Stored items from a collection
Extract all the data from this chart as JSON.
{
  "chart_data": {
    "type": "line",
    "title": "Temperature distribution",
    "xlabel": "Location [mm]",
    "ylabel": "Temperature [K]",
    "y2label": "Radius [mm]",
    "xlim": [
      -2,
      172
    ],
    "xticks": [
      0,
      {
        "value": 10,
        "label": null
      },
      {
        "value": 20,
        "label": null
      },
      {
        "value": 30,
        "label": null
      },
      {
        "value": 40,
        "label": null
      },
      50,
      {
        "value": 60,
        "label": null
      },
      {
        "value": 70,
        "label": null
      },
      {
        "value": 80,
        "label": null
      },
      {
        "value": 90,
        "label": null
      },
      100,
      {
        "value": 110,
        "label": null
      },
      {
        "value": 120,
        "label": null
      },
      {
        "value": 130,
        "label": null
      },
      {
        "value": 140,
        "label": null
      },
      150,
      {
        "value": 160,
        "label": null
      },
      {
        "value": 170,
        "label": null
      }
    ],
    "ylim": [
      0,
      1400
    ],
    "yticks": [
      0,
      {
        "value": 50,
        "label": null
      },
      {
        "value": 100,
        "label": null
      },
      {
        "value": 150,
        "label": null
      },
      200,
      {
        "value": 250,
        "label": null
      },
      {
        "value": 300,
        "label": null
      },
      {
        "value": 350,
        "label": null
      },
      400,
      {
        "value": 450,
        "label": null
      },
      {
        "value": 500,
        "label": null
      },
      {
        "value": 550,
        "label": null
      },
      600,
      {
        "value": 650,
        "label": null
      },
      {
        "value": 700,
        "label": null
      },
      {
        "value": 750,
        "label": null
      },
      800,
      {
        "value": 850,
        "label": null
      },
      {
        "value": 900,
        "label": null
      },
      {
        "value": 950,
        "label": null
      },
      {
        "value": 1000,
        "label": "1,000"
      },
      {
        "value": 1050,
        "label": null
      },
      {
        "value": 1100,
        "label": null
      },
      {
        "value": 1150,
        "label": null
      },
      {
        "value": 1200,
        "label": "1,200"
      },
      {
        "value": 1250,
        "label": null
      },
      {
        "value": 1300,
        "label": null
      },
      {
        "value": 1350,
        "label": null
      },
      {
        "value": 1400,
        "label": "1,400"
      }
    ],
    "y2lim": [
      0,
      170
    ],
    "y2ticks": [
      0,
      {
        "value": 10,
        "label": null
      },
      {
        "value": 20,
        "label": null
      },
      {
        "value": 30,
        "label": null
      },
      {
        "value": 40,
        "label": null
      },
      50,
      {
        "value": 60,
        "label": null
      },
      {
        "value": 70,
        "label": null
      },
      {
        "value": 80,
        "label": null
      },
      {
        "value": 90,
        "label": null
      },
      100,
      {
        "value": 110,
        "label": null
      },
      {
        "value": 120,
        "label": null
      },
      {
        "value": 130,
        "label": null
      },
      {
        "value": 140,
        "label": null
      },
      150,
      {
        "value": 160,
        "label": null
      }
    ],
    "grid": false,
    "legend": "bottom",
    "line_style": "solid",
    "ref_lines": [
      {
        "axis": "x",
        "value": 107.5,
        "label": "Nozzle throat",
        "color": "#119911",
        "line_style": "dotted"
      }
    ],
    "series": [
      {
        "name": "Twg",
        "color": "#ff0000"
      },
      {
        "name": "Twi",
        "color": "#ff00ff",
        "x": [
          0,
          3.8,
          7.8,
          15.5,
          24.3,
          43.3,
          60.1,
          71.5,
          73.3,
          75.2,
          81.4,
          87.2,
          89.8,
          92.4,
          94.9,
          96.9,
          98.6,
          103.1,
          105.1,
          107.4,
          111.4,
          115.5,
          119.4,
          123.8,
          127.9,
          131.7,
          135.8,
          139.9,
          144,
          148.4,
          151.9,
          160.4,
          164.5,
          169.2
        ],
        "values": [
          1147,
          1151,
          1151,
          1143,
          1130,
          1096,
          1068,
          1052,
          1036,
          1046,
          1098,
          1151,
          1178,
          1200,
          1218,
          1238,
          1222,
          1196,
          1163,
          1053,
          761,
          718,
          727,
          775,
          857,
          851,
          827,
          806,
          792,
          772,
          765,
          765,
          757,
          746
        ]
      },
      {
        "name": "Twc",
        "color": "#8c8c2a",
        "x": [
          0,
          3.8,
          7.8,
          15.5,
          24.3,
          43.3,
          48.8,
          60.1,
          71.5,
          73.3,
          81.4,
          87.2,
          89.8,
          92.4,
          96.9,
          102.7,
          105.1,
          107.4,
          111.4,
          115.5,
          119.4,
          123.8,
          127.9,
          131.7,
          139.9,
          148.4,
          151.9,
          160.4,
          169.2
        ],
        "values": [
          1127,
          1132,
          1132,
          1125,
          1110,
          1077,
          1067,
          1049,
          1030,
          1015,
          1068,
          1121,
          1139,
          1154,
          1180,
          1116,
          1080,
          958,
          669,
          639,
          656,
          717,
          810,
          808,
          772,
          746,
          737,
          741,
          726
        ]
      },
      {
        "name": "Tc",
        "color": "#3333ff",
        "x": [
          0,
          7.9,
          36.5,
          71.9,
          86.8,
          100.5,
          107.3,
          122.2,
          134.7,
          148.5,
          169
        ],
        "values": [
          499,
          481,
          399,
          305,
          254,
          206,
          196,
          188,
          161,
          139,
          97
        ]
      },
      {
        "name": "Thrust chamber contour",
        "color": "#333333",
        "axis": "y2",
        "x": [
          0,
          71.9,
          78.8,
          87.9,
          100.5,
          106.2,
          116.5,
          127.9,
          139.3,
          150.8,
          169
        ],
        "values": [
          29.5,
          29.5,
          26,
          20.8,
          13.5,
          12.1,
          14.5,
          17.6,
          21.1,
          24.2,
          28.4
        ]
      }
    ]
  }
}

■ **Problem description**
Return every line of the preceding records in which the word "Temperature" appears.

■ **Output below**
    "title": "Temperature distribution",
    "ylabel": "Temperature [K]",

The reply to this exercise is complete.